▶ [Exercise]: Copy every line of the listing exactly.

▶ [Material for this task]:
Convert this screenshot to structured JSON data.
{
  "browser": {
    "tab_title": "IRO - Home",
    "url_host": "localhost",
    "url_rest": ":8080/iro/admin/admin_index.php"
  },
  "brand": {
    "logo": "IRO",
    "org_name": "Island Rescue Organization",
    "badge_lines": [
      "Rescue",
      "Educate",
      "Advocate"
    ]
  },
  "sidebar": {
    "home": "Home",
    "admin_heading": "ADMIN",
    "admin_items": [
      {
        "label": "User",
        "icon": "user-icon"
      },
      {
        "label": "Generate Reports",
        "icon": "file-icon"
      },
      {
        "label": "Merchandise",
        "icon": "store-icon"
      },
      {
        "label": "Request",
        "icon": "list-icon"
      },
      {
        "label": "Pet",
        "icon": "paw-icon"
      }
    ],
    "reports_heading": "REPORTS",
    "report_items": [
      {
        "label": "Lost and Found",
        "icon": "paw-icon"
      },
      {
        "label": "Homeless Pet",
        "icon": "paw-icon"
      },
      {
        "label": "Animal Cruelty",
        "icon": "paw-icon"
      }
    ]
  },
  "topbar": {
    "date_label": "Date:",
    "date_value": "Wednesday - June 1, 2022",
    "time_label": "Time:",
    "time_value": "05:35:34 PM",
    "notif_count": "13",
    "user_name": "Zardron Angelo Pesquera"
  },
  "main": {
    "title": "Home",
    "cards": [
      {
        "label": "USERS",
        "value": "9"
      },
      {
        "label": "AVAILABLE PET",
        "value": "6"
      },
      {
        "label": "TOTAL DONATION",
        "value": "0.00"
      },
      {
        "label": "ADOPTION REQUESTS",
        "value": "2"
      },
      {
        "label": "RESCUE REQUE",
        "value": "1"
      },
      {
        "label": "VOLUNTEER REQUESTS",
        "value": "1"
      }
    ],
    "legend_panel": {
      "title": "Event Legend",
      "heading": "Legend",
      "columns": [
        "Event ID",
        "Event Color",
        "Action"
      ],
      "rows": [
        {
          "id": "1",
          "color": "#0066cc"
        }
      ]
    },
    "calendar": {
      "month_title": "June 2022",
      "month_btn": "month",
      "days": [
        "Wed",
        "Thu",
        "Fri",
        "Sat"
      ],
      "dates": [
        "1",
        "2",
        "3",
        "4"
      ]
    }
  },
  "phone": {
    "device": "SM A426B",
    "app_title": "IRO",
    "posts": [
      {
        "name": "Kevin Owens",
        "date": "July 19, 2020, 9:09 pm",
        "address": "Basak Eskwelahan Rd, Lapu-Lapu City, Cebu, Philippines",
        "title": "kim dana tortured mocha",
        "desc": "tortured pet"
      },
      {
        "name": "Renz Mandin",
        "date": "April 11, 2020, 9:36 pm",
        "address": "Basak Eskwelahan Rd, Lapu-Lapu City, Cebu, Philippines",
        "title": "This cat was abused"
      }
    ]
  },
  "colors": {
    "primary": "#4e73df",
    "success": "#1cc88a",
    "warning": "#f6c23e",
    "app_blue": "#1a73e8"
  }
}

▶ [Response to the task]:
Convert this screenshot to structured JSON data.
{
  "browser": {
    "tab_title": "IRO - Home",
    "url_host": "localhost",
    "url_rest": ":8080/iro/admin/admin_index.php"
  },
  "brand": {
    "logo": "IRO",
    "org_name": "Island Rescue Organization",
    "badge_lines": [
      "Rescue",
      "Educate",
      "Advocate"
    ]
  },
  "sidebar": {
    "home": "Home",
    "admin_heading": "ADMIN",
    "admin_items": [
      {
        "label": "User",
        "icon": "user-icon"
      },
      {
        "label": "Generate Reports",
        "icon": "file-icon"
      },
      {
        "label": "Merchandise",
        "icon": "store-icon"
      },
      {
        "label": "Request",
        "icon": "list-icon"
      },
      {
        "label": "Pet",
        "icon": "paw-icon"
      }
    ],
    "reports_heading": "REPORTS",
    "report_items": [
      {
        "label": "Lost and Found",
        "icon": "paw-icon"
      },
      {
        "label": "Homeless Pet",
        "icon": "paw-icon"
      },
      {
        "label": "Animal Cruelty",
        "icon": "paw-icon"
      }
    ]
  },
  "topbar": {
    "date_label": "Date:",
    "date_value": "Wednesday - June 1, 2022",
    "time_label": "Time:",
    "time_value": "05:35:34 PM",
    "notif_count": "13",
    "user_name": "Zardron Angelo Pesquera"
  },
  "main": {
    "title": "Home",
    "cards": [
      {
        "label": "USERS",
        "value": "9"
      },
      {
        "label": "AVAILABLE PET",
        "value": "6"
      },
      {
        "label": "TOTAL DONATION",
        "value": "0.00"
      },
      {
        "label": "ADOPTION REQUESTS",
        "value": "2"
      },
      {
        "label": "RESCUE REQUE",
        "value": "1"
      },
      {
        "label": "VOLUNTEER REQUESTS",
        "value": "1"
      }
    ],
    "legend_panel": {
      "title": "Event Legend",
      "heading": "Legend",
      "columns": [
        "Event ID",
        "Event Color",
        "Action"
      ],
      "rows": [
        {
          "id": "1",
          "color": "#0066cc"
        }
      ]
    },
    "calendar": {
      "month_title": "June 2022",
      "month_btn": "month",
      "days": [
        "Wed",
        "Thu",
        "Fri",
        "Sat"
      ],
      "dates": [
        "1",
        "2",
        "3",
        "4"
      ]
    }
  },
  "phone": {
    "device": "SM A426B",
    "app_title": "IRO",
    "posts": [
      {
        "name": "Kevin Owens",
        "date": "July 19, 2020, 9:09 pm",
        "address": "Basak Eskwelahan Rd, Lapu-Lapu City, Cebu, Philippines",
        "title": "kim dana tortured mocha",
        "desc": "tortured pet"
      },
      {
        "name": "Renz Mandin",
        "date": "April 11, 2020, 9:36 pm",
        "address": "Basak Eskwelahan Rd, Lapu-Lapu City, Cebu, Philippines",
        "title": "This cat was abused"
      }
    ]
  },
  "colors": {
    "primary": "#4e73df",
    "success": "#1cc88a",
    "warning": "#f6c23e",
    "app_blue": "#1a73e8"
  }
}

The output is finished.